--- START OF Dataset excerpts ---

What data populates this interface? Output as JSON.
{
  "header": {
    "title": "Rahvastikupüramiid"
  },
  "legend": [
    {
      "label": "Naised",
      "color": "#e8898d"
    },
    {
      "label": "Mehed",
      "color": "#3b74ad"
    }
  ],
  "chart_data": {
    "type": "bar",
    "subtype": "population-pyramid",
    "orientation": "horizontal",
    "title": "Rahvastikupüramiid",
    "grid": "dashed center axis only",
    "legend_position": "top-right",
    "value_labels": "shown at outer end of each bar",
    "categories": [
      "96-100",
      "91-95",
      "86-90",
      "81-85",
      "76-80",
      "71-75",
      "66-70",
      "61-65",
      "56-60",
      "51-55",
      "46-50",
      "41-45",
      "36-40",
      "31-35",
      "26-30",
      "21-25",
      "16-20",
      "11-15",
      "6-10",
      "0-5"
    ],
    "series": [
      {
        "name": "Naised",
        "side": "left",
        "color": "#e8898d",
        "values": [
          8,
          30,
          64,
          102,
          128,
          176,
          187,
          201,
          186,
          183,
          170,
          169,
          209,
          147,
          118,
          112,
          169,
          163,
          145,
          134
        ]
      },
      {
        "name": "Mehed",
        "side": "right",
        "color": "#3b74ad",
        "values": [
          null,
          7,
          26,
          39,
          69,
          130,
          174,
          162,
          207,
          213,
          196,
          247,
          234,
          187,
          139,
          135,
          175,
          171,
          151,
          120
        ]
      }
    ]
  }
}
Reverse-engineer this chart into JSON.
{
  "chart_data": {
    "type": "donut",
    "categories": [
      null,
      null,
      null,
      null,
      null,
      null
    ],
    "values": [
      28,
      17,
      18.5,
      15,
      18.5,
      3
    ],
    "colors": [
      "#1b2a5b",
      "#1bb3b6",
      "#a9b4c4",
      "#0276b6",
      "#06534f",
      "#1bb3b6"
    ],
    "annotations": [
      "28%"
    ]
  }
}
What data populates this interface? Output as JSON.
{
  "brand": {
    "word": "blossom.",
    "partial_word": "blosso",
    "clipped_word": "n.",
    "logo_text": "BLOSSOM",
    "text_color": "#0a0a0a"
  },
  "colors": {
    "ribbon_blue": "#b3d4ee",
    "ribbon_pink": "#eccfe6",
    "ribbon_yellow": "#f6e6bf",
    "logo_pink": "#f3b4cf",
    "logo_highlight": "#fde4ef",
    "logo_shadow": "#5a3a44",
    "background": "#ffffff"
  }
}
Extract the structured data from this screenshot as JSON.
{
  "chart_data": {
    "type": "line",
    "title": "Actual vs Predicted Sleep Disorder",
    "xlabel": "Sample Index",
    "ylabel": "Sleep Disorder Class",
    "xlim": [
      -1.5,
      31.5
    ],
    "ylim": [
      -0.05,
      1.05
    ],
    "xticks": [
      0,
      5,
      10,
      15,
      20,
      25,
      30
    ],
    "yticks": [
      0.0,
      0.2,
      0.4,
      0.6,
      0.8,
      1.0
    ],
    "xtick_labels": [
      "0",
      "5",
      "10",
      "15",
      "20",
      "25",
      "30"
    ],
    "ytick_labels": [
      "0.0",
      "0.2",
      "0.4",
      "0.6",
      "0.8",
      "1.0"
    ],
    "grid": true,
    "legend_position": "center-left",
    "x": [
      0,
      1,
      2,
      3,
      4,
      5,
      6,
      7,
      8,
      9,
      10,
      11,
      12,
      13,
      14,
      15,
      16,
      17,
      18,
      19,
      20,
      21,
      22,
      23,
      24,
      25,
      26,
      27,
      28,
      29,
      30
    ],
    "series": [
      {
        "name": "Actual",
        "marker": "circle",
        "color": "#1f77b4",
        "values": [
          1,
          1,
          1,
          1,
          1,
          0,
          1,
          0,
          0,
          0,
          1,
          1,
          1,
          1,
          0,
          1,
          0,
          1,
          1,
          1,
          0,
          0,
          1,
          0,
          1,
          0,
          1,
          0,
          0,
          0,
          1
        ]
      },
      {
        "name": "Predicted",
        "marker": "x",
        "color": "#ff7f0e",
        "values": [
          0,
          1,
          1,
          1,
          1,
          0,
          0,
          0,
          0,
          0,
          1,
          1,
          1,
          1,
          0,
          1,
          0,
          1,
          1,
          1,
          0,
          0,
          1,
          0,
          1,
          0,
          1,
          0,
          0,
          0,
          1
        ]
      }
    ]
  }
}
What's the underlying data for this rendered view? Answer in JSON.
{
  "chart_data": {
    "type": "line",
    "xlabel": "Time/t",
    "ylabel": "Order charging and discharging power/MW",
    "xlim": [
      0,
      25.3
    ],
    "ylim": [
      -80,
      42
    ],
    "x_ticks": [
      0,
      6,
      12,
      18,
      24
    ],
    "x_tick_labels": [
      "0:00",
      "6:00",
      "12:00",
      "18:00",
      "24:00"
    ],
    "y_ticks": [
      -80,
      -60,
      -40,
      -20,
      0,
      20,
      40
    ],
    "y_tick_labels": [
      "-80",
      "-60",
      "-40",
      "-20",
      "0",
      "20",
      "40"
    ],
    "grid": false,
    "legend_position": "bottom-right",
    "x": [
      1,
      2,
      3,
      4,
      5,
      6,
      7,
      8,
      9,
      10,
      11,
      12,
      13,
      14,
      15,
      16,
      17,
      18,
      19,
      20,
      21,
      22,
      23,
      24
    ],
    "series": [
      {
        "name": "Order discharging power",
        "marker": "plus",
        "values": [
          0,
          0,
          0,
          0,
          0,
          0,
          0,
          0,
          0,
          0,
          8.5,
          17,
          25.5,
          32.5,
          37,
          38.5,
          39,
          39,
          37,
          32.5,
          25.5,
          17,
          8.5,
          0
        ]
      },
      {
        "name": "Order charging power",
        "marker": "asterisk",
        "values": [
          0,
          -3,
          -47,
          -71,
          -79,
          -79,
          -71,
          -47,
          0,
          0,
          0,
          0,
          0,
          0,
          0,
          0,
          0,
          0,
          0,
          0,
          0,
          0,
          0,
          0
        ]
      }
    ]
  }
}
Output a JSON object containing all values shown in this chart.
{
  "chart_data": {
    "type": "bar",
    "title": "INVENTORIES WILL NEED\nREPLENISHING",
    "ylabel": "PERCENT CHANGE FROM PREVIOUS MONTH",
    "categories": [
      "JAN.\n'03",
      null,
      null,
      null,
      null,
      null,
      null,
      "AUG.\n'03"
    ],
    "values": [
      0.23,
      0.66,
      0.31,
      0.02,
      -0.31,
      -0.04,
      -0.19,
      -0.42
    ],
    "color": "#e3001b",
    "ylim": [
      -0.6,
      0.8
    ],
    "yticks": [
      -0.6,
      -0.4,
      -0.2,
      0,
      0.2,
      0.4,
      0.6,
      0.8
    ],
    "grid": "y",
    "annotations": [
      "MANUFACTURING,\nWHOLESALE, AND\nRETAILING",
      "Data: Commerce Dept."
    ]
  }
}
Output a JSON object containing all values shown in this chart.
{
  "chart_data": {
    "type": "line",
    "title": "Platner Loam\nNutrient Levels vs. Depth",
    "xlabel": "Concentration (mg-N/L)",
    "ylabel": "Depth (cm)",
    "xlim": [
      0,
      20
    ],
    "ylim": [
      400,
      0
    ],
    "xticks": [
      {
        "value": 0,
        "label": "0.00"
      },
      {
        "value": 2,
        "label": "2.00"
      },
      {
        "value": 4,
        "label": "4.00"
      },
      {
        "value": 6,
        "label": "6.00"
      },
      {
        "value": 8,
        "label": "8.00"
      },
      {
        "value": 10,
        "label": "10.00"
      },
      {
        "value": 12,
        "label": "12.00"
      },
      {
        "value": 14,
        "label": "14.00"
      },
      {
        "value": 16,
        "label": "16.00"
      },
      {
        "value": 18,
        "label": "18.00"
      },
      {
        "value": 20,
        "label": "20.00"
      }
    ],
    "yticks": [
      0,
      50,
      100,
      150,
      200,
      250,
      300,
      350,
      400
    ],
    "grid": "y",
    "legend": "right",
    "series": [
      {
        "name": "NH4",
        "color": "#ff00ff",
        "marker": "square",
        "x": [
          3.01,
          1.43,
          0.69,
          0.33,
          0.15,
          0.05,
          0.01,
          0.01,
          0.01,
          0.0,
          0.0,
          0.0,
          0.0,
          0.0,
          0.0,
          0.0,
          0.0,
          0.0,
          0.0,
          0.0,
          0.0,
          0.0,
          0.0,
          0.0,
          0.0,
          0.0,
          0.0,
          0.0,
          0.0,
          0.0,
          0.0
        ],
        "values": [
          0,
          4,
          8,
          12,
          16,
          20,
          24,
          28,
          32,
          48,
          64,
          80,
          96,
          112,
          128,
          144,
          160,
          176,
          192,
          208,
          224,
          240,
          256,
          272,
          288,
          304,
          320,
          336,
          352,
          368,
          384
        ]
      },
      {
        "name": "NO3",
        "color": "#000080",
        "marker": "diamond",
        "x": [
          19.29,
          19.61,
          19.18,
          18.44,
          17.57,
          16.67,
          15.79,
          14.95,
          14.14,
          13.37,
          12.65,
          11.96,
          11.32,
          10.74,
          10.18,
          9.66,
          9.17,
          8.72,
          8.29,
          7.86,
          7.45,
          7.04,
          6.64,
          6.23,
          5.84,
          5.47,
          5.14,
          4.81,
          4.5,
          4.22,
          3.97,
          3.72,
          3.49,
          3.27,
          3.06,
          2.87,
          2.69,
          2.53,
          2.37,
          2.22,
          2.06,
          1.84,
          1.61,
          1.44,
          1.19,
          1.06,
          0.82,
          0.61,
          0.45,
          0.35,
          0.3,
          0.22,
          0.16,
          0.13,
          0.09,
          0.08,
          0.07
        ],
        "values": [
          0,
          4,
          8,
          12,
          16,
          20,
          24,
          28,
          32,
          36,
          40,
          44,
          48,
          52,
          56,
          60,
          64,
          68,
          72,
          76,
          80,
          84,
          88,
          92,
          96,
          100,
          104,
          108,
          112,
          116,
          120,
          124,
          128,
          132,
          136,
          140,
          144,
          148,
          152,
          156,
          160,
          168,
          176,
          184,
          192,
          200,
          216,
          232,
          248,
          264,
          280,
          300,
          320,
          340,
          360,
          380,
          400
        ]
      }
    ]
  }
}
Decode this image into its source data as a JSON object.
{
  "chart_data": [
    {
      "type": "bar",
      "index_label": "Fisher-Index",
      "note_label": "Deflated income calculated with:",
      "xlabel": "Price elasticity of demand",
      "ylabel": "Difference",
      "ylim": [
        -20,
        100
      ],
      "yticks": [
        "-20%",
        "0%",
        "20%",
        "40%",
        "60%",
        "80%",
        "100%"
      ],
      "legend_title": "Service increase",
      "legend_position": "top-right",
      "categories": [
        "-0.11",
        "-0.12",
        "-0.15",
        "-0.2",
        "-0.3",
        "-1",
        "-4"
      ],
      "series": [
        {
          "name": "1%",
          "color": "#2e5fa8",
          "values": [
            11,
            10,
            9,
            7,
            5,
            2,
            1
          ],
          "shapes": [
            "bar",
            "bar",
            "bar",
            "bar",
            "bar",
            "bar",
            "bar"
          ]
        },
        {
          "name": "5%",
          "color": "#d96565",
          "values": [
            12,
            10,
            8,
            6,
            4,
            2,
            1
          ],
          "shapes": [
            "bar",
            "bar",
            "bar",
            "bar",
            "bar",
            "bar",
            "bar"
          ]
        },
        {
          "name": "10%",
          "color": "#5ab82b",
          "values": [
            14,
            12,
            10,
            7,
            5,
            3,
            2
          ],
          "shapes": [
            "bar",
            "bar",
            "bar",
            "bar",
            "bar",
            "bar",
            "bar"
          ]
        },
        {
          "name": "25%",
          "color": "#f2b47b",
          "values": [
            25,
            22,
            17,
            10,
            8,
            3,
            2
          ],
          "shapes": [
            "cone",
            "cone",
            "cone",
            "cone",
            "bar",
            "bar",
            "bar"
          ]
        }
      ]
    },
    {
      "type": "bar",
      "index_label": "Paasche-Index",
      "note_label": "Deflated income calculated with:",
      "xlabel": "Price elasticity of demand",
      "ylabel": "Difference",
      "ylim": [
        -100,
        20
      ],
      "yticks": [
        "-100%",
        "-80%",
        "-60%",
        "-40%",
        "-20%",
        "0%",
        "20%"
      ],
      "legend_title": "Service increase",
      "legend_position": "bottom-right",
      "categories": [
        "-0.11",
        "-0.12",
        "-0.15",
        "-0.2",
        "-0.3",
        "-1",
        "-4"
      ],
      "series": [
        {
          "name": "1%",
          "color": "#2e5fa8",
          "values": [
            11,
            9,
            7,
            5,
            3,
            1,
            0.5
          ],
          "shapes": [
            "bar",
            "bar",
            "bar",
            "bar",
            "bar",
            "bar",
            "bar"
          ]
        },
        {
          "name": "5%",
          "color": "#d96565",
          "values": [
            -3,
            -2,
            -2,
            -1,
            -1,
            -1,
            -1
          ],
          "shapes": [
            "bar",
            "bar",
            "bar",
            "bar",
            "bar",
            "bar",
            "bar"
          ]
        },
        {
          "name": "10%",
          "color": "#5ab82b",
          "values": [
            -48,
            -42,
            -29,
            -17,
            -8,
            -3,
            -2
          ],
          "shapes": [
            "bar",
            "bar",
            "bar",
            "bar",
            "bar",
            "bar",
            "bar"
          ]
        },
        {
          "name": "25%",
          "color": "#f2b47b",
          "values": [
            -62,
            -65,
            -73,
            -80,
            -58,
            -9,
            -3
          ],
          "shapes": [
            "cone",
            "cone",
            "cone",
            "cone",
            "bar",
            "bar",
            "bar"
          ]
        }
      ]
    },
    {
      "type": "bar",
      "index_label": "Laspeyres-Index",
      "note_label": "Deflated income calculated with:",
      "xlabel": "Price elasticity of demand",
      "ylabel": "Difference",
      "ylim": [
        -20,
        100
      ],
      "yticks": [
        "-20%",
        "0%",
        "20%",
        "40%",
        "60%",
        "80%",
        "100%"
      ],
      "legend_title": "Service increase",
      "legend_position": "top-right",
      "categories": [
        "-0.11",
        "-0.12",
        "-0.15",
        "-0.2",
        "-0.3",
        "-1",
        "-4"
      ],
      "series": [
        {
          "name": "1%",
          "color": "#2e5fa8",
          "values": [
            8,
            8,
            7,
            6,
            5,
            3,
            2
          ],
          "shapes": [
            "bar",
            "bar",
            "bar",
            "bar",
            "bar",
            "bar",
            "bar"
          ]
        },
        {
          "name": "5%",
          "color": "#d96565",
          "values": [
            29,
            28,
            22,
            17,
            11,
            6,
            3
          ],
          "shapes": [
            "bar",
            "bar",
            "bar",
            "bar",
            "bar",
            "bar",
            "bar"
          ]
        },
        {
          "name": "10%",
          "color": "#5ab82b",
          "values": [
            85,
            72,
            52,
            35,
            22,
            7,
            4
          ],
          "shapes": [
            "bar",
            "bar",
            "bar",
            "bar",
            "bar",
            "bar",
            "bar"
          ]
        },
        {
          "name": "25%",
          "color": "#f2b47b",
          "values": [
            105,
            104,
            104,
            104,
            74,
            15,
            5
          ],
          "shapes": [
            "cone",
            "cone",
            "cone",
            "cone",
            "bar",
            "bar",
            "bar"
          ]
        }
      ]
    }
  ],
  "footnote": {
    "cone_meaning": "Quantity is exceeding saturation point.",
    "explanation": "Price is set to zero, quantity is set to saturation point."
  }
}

--- END OF Dataset excerpts ---

Directions ->
State the count of lines above containing the string "left", and add nothing to it.

Output below ->
2